▶ _CHALLENGE_: Copy out every line in which the string "estrago" occurs.
>> Start RECORD LIST
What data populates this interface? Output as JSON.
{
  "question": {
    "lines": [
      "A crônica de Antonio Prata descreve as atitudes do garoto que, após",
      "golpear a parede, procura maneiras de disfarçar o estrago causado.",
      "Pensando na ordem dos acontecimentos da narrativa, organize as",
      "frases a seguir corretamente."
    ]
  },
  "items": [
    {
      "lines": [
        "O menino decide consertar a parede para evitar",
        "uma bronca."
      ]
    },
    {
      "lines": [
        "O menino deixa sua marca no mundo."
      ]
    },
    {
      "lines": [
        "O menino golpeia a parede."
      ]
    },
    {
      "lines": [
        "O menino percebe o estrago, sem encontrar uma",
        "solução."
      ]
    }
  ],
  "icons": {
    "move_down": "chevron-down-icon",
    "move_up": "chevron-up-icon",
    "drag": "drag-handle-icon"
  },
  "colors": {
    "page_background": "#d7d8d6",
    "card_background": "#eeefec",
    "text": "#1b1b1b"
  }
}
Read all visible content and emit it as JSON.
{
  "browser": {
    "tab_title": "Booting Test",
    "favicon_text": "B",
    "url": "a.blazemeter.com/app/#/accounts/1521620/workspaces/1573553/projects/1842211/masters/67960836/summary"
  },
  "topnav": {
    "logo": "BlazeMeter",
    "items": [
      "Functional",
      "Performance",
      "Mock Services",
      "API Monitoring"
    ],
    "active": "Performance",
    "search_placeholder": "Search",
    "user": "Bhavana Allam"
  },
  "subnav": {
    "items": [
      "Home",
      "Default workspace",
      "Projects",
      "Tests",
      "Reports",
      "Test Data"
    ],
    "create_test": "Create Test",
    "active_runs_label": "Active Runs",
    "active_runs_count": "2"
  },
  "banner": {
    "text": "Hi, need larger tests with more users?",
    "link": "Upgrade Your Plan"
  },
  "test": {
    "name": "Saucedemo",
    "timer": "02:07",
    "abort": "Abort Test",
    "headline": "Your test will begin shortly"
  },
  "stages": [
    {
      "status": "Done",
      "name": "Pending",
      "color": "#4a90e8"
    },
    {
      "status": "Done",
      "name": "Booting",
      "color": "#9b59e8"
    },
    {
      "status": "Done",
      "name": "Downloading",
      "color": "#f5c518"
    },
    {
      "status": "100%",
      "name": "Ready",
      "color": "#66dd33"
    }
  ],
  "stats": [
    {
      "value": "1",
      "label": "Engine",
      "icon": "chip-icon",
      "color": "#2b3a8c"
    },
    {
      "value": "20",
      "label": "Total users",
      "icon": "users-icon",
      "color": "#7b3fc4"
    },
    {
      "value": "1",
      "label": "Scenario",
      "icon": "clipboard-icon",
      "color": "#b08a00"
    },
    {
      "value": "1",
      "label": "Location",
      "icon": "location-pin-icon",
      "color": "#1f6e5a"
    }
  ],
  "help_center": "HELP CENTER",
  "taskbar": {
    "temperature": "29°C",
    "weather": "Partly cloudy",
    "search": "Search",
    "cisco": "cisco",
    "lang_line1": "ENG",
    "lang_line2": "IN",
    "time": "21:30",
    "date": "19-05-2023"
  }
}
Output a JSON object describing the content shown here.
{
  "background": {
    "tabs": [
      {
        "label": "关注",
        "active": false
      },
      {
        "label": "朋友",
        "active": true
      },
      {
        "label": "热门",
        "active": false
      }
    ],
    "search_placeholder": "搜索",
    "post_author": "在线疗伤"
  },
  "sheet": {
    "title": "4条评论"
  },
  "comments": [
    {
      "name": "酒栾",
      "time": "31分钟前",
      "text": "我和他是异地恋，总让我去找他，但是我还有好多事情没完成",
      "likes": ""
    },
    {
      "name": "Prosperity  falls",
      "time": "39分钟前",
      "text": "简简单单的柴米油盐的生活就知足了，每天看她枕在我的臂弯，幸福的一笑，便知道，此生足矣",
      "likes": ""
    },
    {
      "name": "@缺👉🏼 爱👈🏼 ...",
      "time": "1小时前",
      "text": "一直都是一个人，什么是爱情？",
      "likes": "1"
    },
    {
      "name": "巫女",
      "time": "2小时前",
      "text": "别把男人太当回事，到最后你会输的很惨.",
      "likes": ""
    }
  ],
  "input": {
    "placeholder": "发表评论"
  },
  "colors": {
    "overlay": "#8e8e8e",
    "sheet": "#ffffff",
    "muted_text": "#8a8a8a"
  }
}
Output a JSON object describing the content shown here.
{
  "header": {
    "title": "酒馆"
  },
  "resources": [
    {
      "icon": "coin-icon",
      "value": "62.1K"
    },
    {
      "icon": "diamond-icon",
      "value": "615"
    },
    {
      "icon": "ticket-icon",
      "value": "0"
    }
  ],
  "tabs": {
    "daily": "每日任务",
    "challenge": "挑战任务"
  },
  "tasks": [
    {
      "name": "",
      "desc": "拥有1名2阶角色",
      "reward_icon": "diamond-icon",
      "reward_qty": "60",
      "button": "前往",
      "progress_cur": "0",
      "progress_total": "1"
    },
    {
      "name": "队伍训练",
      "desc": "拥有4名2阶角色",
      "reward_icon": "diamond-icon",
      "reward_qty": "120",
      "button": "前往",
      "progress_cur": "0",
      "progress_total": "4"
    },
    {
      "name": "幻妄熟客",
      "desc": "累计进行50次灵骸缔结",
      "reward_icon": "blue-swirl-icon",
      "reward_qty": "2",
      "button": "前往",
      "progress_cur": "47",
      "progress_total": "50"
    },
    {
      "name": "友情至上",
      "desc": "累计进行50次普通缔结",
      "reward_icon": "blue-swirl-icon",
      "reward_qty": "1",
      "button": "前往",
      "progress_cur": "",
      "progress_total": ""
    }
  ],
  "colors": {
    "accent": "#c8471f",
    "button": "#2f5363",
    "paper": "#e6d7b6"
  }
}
>> End RECORD LIST
▶ _EXERCISE RESPONSE_:
      "golpear a parede, procura maneiras de disfarçar o estrago causado.",
        "O menino percebe o estrago, sem encontrar uma",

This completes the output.